* **Task details**
Output every entry exactly as given.

Supplied records start

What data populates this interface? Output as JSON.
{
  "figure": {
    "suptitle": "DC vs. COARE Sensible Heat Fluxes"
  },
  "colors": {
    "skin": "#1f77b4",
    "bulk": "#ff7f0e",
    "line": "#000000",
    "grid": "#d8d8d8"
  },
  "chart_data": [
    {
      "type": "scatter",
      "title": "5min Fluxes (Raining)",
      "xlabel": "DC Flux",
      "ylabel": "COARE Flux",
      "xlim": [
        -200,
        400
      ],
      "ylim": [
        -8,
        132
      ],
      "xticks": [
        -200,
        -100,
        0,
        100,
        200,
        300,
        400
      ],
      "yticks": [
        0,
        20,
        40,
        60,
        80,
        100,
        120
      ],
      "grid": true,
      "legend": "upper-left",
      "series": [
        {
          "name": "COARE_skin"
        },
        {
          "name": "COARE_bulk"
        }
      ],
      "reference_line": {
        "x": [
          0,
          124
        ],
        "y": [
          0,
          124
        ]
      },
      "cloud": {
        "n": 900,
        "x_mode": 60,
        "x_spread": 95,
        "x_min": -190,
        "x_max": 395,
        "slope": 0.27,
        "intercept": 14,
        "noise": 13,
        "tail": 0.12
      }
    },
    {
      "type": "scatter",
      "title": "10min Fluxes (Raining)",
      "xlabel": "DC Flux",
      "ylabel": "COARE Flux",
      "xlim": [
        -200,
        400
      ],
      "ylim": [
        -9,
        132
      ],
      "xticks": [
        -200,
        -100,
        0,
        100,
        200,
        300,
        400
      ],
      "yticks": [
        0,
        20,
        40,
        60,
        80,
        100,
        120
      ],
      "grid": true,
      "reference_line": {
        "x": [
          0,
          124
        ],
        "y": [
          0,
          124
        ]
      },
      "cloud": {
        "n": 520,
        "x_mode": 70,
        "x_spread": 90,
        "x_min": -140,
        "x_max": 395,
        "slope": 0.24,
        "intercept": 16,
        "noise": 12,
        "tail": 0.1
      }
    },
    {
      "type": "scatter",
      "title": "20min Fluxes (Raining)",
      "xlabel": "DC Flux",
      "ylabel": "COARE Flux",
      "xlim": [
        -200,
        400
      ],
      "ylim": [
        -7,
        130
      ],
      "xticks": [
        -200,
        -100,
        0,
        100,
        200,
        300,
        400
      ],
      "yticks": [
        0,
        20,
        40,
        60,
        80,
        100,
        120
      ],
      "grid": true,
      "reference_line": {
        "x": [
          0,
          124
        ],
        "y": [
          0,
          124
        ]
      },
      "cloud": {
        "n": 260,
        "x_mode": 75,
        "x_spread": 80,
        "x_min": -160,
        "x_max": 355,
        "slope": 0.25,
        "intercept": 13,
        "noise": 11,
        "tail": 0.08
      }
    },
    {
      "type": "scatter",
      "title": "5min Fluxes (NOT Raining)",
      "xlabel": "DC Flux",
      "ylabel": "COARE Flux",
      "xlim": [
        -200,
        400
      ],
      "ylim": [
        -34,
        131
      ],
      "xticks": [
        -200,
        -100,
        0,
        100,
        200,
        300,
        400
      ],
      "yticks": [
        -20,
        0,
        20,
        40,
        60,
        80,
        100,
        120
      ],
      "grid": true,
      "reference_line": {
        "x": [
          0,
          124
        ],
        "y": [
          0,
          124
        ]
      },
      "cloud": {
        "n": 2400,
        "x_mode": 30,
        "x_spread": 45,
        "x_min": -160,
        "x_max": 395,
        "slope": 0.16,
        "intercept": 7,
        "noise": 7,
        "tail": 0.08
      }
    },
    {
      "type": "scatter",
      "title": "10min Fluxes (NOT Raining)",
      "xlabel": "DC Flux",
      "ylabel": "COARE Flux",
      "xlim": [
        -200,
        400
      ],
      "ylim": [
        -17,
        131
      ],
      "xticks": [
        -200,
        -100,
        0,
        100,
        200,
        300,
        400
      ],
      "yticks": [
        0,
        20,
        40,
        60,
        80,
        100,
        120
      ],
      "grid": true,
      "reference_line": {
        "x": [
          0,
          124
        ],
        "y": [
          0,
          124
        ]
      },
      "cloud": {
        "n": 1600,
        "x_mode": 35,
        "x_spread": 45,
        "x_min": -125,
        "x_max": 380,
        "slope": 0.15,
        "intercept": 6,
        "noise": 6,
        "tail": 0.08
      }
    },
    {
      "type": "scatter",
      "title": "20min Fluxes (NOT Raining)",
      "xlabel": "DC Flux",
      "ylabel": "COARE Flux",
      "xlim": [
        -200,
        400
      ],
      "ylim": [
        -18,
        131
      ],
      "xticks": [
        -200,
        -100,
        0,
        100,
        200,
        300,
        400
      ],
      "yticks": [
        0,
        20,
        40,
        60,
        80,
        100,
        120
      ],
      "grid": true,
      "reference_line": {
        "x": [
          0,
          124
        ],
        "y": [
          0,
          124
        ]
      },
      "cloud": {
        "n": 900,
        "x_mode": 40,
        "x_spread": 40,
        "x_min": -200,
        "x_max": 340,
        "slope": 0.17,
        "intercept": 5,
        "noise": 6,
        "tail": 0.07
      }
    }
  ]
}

Supplied records end

* **Full response**
What data populates this interface? Output as JSON.
{
  "figure": {
    "suptitle": "DC vs. COARE Sensible Heat Fluxes"
  },
  "colors": {
    "skin": "#1f77b4",
    "bulk": "#ff7f0e",
    "line": "#000000",
    "grid": "#d8d8d8"
  },
  "chart_data": [
    {
      "type": "scatter",
      "title": "5min Fluxes (Raining)",
      "xlabel": "DC Flux",
      "ylabel": "COARE Flux",
      "xlim": [
        -200,
        400
      ],
      "ylim": [
        -8,
        132
      ],
      "xticks": [
        -200,
        -100,
        0,
        100,
        200,
        300,
        400
      ],
      "yticks": [
        0,
        20,
        40,
        60,
        80,
        100,
        120
      ],
      "grid": true,
      "legend": "upper-left",
      "series": [
        {
          "name": "COARE_skin"
        },
        {
          "name": "COARE_bulk"
        }
      ],
      "reference_line": {
        "x": [
          0,
          124
        ],
        "y": [
          0,
          124
        ]
      },
      "cloud": {
        "n": 900,
        "x_mode": 60,
        "x_spread": 95,
        "x_min": -190,
        "x_max": 395,
        "slope": 0.27,
        "intercept": 14,
        "noise": 13,
        "tail": 0.12
      }
    },
    {
      "type": "scatter",
      "title": "10min Fluxes (Raining)",
      "xlabel": "DC Flux",
      "ylabel": "COARE Flux",
      "xlim": [
        -200,
        400
      ],
      "ylim": [
        -9,
        132
      ],
      "xticks": [
        -200,
        -100,
        0,
        100,
        200,
        300,
        400
      ],
      "yticks": [
        0,
        20,
        40,
        60,
        80,
        100,
        120
      ],
      "grid": true,
      "reference_line": {
        "x": [
          0,
          124
        ],
        "y": [
          0,
          124
        ]
      },
      "cloud": {
        "n": 520,
        "x_mode": 70,
        "x_spread": 90,
        "x_min": -140,
        "x_max": 395,
        "slope": 0.24,
        "intercept": 16,
        "noise": 12,
        "tail": 0.1
      }
    },
    {
      "type": "scatter",
      "title": "20min Fluxes (Raining)",
      "xlabel": "DC Flux",
      "ylabel": "COARE Flux",
      "xlim": [
        -200,
        400
      ],
      "ylim": [
        -7,
        130
      ],
      "xticks": [
        -200,
        -100,
        0,
        100,
        200,
        300,
        400
      ],
      "yticks": [
        0,
        20,
        40,
        60,
        80,
        100,
        120
      ],
      "grid": true,
      "reference_line": {
        "x": [
          0,
          124
        ],
        "y": [
          0,
          124
        ]
      },
      "cloud": {
        "n": 260,
        "x_mode": 75,
        "x_spread": 80,
        "x_min": -160,
        "x_max": 355,
        "slope": 0.25,
        "intercept": 13,
        "noise": 11,
        "tail": 0.08
      }
    },
    {
      "type": "scatter",
      "title": "5min Fluxes (NOT Raining)",
      "xlabel": "DC Flux",
      "ylabel": "COARE Flux",
      "xlim": [
        -200,
        400
      ],
      "ylim": [
        -34,
        131
      ],
      "xticks": [
        -200,
        -100,
        0,
        100,
        200,
        300,
        400
      ],
      "yticks": [
        -20,
        0,
        20,
        40,
        60,
        80,
        100,
        120
      ],
      "grid": true,
      "reference_line": {
        "x": [
          0,
          124
        ],
        "y": [
          0,
          124
        ]
      },
      "cloud": {
        "n": 2400,
        "x_mode": 30,
        "x_spread": 45,
        "x_min": -160,
        "x_max": 395,
        "slope": 0.16,
        "intercept": 7,
        "noise": 7,
        "tail": 0.08
      }
    },
    {
      "type": "scatter",
      "title": "10min Fluxes (NOT Raining)",
      "xlabel": "DC Flux",
      "ylabel": "COARE Flux",
      "xlim": [
        -200,
        400
      ],
      "ylim": [
        -17,
        131
      ],
      "xticks": [
        -200,
        -100,
        0,
        100,
        200,
        300,
        400
      ],
      "yticks": [
        0,
        20,
        40,
        60,
        80,
        100,
        120
      ],
      "grid": true,
      "reference_line": {
        "x": [
          0,
          124
        ],
        "y": [
          0,
          124
        ]
      },
      "cloud": {
        "n": 1600,
        "x_mode": 35,
        "x_spread": 45,
        "x_min": -125,
        "x_max": 380,
        "slope": 0.15,
        "intercept": 6,
        "noise": 6,
        "tail": 0.08
      }
    },
    {
      "type": "scatter",
      "title": "20min Fluxes (NOT Raining)",
      "xlabel": "DC Flux",
      "ylabel": "COARE Flux",
      "xlim": [
        -200,
        400
      ],
      "ylim": [
        -18,
        131
      ],
      "xticks": [
        -200,
        -100,
        0,
        100,
        200,
        300,
        400
      ],
      "yticks": [
        0,
        20,
        40,
        60,
        80,
        100,
        120
      ],
      "grid": true,
      "reference_line": {
        "x": [
          0,
          124
        ],
        "y": [
          0,
          124
        ]
      },
      "cloud": {
        "n": 900,
        "x_mode": 40,
        "x_spread": 40,
        "x_min": -200,
        "x_max": 340,
        "slope": 0.17,
        "intercept": 5,
        "noise": 6,
        "tail": 0.07
      }
    }
  ]
}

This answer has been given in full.